課題一覧:
1/ 就職活動についての文章を読み、次の問いに答えなさい。
(a) 筆者が就職活動でエントリーしたのは何社か。
(b) 工場見学を経て、筆者が仕事に求めるものとして分かったのは何か。
(c) 筆者が入社を決めた会社の理念は何か。
2/ 就職活動についての文章を、最後の文に続けて書き進めなさい。

本文:
東日本大震災を経て、書籍出版と卒業論文の目途が立ってきた大学三年生の夏。同期の中で就職活動へ向けた動きが目に付くようになっていた。

夏休みはインターンや自己分析、業界研究に割く時間が多くなってくるのだろう。一方僕はインターンには参加せず、研究室とアルバイト先と下宿している友人宅を行き来していた。

就職かぁなんてぼんやり考えていた当時の僕を殴りたい。

当時は研究室を挙げての震災関係の出版プロジェクトと並行だったため、本腰を入れる気にもならなかったのも事実。そして、こんな社会を舐め腐った心持ちで就職活動は上手く行ってしまったのが、運の尽き。

結果からいうと僕は就職活動でしたエントリーは2社だけ。しかも両方内定を貰ってしまった。あれ?こんなもん?と思ってしまった。


そう、幼い頃にも経験した調子に乗って痛い目を見るパターンである。

とはいえ、両方ともその業界では非常に名の知れた会社だった。
1社目は某ハウスメーカー、2社目はざっくりいうとぱちんこ関係の会社だった。

某ハウスメーカーは、有名なところだったということと、震災後でまだ伸び代があると考えたからだ。工場見学へ行き、ぼんやりと働いているイメージが湧いた。ここでやっと僕自身が仕事に何を求めるか分かった。福利厚生や給料ではなく、すごく抽象的で厄介な「やりがい」だ。

ここでいう僕のやりがいとは、誰かを喜ばせること、笑顔にすること。何なら、復興に携われるようなことを仕掛けてみたい。ついでに、僕自身が面白そうという要素があれば完璧だ。

1社目の某ハウスメーカーはもちろん人に感謝される仕事だ。
ここに入社すれば、結果は違ったかもしれない。

しかし、僕はそこへは入社しなかった。

僕はパチンコ関係の東証一部上場の会社へ入社を決めた。
理由はぱちんこが好きだからとかそういう話ではなく、理念の問題だ。
「皆に最高の余暇を」という理念の下、様々な分野に進出していた会社だ。
実際、一般的に余暇と分類されるものは大抵やっていた。漫画の月刊誌を発行したり、アニメ制作、映画、ゲームの制作、スポーツジムの運営、遊技機の企画立案から販売など多岐に渡っていた。

出典抜粋:
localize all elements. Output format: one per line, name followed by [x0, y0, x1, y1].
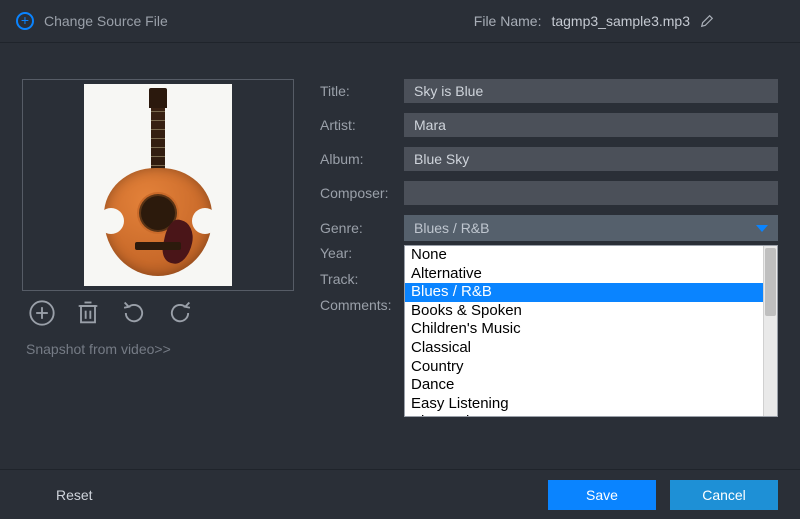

解答一覧:
1/
(a) 2社
(b) 「やりがい」
(c) 「皆に最高の余暇を」

2/
そして、今ある事業の中で学生の僕が一つ思ったことがあった。旅行・行楽の分野が手付かずだったことだ。とにかく大きな会社で、セクションも多く持っていたため、この分野で震災で被害を受けた地域の活性化や手助けができる、使える選択肢が多いことはありがたいと思いその思いの丈をリクルーターへ伝えると、『やろう!うちならきっと出来る!』と頷いてくれた。
そして、『生活に絶対無くてはならないものではないけれど、全ての人が余暇の時間を豊かに過ごせるような世の中になれば、それも復興としての一つの形ではないか?』という後押しで僕はオチてしまった。


実はここに至るまでには、リクルーターに気に入られたであろう話がある。
企業説明会でたまたま入ったブースだったが、面白そうだったので選考のスケジュールを聞き、ウェブで受付をしようと思った。まずは個別の説明会を受けないといけないらしい。しかし、都市伝説だと思っていた学歴フィルターがそこにはあった。ウェブ上で出されているスケジュールはすでに全て埋まってしまっていた。おかしいと思い、某国立大学に通っている友人にエントリーしてみるように頼む。スケジュールはもちろん空きがあった。これが噂の学歴フィルターかと思い、そのまま友人にエントリーをしてもらい、会場を特定。あとは簡単。時間を見計らって乗り込むだけ。単純だが効果は覿面だったようだ。言っておくと僕の出身は一般的にFランと呼ばれている。マンモス校で卒業生も多く、地場では就職が強い大学だった。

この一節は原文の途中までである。